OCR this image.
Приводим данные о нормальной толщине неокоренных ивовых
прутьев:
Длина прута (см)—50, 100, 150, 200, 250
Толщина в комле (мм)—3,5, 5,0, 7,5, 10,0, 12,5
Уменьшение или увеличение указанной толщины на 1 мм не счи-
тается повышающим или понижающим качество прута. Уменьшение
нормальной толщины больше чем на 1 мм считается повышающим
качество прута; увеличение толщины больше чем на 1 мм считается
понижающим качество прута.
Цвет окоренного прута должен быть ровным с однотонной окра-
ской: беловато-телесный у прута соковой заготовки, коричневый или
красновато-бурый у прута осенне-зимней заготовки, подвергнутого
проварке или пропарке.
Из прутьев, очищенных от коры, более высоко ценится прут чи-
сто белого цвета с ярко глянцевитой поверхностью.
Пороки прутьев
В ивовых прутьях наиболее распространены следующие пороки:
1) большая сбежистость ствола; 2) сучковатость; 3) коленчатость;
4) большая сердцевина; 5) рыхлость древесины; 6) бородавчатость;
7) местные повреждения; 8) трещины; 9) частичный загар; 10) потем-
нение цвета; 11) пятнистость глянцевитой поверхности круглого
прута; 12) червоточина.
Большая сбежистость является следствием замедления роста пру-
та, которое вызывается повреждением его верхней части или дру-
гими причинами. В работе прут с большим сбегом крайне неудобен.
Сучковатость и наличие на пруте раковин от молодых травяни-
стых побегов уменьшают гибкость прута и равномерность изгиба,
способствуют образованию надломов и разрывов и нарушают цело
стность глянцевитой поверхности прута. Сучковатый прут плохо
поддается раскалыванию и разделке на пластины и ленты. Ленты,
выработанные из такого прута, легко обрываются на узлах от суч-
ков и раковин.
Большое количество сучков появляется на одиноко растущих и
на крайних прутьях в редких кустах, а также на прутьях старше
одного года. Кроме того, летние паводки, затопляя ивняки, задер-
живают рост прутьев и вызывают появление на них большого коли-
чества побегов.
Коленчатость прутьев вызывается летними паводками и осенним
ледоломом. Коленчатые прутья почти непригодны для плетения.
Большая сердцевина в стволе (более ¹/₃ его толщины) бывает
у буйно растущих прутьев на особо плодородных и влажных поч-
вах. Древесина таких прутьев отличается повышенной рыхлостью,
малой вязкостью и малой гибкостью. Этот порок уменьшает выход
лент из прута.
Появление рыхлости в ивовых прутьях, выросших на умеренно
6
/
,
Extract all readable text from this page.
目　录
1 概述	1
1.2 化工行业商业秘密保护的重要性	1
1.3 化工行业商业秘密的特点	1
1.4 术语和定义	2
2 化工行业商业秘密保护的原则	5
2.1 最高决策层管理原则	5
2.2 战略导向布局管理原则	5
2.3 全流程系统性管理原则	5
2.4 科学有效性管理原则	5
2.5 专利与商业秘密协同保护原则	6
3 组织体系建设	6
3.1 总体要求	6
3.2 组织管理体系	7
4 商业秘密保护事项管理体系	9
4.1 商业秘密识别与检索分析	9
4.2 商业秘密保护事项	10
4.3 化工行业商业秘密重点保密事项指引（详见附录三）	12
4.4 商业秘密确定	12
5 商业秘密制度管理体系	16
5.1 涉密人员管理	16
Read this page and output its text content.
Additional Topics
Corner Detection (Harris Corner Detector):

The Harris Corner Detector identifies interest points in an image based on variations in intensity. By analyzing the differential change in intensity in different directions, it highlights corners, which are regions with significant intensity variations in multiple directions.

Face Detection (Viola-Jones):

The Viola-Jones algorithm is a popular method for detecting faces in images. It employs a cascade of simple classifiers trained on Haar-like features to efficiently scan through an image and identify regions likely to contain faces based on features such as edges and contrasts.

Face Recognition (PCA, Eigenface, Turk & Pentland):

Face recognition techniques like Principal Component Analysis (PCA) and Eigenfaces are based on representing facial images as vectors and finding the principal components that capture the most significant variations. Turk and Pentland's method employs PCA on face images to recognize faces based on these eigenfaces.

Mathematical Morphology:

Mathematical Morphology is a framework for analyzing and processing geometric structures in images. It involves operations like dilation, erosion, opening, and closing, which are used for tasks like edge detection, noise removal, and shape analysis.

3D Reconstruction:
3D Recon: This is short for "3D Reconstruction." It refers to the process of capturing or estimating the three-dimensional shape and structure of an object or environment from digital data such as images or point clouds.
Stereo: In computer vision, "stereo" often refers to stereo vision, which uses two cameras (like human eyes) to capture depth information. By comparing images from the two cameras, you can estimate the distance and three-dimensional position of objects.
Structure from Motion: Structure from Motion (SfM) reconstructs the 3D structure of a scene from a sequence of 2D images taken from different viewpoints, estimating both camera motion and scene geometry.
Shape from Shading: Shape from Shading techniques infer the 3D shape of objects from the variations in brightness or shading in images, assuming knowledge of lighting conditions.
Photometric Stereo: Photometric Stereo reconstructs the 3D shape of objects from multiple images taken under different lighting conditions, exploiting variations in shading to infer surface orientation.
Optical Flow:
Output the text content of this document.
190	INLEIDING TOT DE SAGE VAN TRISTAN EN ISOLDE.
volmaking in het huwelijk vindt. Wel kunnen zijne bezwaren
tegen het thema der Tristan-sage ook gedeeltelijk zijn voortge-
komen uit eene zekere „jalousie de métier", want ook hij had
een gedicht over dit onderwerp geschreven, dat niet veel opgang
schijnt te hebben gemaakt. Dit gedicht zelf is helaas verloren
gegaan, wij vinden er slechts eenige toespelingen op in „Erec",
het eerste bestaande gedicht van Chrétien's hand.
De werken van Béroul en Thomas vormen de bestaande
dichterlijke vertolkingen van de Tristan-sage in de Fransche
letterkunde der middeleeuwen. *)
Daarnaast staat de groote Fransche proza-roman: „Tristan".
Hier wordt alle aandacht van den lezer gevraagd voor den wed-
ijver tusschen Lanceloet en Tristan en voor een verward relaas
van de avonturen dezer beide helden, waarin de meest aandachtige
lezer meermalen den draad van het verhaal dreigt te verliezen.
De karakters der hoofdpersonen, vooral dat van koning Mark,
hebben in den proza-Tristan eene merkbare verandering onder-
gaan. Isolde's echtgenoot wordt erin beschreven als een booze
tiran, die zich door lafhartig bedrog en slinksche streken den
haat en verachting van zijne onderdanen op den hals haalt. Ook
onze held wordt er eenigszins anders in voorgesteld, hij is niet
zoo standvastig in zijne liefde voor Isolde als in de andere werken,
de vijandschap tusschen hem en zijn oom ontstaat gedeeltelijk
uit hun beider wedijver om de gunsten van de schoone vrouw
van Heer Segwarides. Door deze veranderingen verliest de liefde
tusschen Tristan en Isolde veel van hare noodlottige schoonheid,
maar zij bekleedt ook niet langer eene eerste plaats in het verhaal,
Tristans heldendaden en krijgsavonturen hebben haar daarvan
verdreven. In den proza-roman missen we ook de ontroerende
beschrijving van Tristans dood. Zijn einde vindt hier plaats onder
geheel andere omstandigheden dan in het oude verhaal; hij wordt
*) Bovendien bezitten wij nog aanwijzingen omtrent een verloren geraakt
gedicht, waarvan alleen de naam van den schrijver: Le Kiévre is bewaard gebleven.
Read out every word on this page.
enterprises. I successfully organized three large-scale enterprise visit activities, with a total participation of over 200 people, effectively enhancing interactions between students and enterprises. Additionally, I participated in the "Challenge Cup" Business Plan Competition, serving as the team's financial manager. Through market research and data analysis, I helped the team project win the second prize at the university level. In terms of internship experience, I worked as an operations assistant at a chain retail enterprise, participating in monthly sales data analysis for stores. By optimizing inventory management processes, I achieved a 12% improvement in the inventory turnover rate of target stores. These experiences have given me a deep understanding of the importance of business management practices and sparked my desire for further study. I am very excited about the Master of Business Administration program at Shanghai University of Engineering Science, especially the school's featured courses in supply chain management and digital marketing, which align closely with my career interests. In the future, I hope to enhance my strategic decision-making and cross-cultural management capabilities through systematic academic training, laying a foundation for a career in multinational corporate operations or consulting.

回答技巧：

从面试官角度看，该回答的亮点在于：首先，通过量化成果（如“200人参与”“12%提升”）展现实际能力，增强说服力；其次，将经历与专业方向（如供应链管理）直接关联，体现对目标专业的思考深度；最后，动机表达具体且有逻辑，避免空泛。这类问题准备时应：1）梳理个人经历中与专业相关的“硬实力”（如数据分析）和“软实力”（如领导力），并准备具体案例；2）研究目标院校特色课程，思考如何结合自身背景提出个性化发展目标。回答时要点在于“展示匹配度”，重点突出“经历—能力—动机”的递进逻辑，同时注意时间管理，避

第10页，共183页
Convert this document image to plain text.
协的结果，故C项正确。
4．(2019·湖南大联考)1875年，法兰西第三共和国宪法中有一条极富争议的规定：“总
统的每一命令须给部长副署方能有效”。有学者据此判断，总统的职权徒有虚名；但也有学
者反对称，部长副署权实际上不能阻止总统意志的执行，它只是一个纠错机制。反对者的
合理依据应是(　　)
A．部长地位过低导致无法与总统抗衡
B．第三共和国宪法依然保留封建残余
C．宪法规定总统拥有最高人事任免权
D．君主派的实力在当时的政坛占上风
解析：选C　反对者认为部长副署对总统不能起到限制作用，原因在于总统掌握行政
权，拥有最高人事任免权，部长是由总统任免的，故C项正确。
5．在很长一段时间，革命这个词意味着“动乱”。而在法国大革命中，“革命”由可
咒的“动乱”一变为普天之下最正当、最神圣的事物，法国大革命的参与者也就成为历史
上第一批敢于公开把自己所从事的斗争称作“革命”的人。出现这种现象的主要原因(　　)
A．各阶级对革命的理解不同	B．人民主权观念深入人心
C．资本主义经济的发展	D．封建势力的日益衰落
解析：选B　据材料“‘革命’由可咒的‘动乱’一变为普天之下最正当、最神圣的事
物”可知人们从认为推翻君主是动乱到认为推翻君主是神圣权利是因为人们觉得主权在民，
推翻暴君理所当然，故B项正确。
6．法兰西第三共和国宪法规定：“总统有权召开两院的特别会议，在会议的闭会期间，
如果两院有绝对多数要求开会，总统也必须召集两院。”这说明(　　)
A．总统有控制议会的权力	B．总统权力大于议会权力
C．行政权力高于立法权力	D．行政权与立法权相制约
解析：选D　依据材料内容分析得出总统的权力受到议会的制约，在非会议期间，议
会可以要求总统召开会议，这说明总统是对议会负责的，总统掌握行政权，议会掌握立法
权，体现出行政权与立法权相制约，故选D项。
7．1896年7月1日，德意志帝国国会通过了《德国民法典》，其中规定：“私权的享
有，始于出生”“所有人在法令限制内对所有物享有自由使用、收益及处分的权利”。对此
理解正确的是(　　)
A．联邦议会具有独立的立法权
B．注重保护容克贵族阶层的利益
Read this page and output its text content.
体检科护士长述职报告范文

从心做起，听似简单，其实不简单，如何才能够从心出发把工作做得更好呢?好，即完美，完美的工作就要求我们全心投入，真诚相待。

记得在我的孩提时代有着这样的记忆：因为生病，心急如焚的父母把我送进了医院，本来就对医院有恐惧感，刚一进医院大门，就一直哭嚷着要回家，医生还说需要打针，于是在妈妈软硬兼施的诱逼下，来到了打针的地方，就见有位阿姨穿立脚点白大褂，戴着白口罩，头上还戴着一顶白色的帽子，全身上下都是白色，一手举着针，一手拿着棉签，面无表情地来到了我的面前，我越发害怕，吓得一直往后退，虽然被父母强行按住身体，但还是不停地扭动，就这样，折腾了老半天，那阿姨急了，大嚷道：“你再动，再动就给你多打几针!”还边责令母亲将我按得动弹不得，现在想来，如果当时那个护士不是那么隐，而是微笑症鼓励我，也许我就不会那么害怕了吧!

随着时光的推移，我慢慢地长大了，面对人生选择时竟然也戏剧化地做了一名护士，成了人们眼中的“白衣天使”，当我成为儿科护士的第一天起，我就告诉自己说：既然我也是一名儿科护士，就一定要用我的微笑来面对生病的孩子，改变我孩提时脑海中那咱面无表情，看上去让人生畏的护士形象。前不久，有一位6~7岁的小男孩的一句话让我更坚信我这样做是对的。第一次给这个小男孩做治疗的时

===

PROBLEM TO WORK ON
Show every line that contains the word "заготовки".

FINISHED ANSWER
ской: беловато-телесный у прута соковой заготовки, коричневый или
красновато-бурый у прута осенне-зимней заготовки, подвергнутого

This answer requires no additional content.